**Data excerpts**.
══════

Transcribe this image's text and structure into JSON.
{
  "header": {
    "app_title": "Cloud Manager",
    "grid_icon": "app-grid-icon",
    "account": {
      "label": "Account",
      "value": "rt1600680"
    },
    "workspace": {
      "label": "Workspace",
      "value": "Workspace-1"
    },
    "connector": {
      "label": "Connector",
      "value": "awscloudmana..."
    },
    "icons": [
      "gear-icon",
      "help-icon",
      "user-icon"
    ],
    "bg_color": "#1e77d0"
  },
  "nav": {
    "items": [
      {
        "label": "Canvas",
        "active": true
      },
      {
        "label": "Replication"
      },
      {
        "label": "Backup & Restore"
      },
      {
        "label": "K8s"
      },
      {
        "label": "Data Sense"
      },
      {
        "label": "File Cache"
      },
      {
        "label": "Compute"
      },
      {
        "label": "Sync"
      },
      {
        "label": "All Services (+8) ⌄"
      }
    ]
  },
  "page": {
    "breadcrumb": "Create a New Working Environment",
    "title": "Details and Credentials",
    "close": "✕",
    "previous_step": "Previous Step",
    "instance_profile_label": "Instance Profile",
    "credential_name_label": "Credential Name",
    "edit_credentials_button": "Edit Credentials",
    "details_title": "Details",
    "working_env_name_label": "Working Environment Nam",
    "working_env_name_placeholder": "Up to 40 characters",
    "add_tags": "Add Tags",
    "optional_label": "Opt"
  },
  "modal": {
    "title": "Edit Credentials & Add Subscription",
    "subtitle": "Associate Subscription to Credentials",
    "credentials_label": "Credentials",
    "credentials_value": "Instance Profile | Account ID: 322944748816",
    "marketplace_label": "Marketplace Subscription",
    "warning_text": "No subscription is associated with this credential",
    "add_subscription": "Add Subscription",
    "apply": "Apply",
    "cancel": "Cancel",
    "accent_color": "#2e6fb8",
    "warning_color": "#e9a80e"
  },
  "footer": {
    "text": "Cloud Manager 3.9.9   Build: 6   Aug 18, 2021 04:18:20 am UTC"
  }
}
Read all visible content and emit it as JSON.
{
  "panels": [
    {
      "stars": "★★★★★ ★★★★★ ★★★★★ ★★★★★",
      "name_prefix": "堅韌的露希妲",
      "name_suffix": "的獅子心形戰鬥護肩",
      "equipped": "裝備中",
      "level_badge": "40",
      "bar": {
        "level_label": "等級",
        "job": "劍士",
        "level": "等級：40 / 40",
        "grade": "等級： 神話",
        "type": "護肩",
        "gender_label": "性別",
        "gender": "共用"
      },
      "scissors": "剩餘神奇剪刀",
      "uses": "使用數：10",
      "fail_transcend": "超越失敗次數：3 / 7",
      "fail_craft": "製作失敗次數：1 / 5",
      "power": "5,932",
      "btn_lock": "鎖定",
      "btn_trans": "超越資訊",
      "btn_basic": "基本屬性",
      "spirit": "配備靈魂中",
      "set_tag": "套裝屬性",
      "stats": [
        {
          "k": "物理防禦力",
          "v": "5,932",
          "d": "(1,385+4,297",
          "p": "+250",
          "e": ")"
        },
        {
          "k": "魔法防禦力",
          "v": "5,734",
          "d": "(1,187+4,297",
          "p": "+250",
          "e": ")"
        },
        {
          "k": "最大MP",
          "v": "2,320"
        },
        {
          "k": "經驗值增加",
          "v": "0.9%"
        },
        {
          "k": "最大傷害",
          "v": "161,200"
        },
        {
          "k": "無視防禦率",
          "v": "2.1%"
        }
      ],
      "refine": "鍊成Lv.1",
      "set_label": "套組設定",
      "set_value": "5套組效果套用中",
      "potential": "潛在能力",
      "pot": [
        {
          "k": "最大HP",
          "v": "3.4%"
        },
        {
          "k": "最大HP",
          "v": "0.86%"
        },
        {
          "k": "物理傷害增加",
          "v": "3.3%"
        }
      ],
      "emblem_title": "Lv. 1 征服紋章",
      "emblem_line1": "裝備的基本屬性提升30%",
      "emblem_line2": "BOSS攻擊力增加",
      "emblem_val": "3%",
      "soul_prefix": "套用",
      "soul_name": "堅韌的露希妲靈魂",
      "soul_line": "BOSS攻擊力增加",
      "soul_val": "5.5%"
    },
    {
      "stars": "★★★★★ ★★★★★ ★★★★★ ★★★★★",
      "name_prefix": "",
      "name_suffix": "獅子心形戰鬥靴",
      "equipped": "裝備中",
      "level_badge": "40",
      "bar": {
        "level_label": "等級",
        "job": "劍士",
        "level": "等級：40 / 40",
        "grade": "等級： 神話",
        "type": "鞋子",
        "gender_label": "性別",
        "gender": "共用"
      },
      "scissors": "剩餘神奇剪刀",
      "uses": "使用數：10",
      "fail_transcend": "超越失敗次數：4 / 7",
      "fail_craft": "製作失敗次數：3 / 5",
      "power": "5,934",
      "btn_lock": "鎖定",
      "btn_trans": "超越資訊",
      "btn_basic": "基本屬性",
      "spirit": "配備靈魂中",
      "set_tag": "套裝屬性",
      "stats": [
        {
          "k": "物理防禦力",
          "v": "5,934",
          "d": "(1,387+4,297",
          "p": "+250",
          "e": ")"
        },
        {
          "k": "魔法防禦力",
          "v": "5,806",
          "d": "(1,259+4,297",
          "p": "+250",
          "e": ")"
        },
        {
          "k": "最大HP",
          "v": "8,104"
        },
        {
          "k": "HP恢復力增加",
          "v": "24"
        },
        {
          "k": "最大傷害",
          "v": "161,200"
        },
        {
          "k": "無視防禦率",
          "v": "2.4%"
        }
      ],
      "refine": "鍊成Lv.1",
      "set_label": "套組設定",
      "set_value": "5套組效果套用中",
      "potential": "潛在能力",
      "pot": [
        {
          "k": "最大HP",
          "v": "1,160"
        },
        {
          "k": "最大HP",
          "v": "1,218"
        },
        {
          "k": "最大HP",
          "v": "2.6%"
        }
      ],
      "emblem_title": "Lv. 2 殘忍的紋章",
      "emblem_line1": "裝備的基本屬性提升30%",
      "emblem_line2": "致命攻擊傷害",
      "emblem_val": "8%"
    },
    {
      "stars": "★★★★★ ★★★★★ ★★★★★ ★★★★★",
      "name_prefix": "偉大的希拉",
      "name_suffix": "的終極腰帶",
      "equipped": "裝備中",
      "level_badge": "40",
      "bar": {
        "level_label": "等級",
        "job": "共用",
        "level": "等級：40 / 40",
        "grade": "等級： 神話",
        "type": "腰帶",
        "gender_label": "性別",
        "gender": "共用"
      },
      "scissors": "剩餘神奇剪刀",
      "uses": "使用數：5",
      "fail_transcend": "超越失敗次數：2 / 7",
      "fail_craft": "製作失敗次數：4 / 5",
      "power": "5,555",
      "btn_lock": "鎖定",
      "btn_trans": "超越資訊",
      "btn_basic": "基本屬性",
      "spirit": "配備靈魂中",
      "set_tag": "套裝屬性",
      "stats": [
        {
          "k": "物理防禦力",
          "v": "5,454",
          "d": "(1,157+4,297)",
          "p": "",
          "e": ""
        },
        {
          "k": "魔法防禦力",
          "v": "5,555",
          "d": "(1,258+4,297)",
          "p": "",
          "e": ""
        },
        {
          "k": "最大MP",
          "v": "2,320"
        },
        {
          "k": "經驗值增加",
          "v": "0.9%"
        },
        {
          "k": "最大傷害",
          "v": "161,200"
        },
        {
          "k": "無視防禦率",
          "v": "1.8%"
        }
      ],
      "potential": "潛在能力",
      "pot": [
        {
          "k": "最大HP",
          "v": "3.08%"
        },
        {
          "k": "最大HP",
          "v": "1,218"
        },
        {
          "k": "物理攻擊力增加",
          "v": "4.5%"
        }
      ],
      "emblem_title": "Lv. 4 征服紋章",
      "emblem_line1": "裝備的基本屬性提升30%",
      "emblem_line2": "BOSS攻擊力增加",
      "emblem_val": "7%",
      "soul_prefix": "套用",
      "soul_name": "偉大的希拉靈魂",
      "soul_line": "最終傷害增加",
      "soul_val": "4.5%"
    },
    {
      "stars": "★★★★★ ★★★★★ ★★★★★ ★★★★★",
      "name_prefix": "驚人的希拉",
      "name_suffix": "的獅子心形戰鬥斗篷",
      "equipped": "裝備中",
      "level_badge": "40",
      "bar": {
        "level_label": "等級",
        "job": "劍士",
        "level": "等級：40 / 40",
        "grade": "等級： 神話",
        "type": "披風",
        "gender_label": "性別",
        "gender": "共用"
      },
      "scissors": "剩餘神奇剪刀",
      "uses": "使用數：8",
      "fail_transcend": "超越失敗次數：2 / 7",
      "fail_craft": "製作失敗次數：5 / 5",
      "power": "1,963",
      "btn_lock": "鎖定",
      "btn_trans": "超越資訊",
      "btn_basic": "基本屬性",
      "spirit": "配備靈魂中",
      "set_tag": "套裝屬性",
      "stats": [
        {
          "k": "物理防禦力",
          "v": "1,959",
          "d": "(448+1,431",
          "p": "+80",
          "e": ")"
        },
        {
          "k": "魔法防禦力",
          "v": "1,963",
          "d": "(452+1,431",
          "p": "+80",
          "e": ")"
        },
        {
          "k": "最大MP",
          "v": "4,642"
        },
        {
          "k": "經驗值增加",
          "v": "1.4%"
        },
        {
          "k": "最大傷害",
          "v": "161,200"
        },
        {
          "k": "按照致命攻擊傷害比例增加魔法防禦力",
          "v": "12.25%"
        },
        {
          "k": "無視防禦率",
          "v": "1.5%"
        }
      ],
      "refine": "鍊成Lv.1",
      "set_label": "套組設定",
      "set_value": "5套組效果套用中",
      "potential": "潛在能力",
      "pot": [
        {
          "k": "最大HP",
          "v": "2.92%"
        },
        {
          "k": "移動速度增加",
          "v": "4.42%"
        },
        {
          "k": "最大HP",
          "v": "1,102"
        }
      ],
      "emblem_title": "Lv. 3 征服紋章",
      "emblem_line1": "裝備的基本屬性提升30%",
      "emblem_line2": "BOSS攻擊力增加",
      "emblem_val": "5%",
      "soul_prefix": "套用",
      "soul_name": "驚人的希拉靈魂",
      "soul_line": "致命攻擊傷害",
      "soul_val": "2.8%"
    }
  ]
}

══════

**DIRECTIONS**. Copy each line of the listing that includes "Manager".

**EXERCISE SOLUTION**.
    "app_title": "Cloud Manager",
    "text": "Cloud Manager 3.9.9   Build: 6   Aug 18, 2021 04:18:20 am UTC"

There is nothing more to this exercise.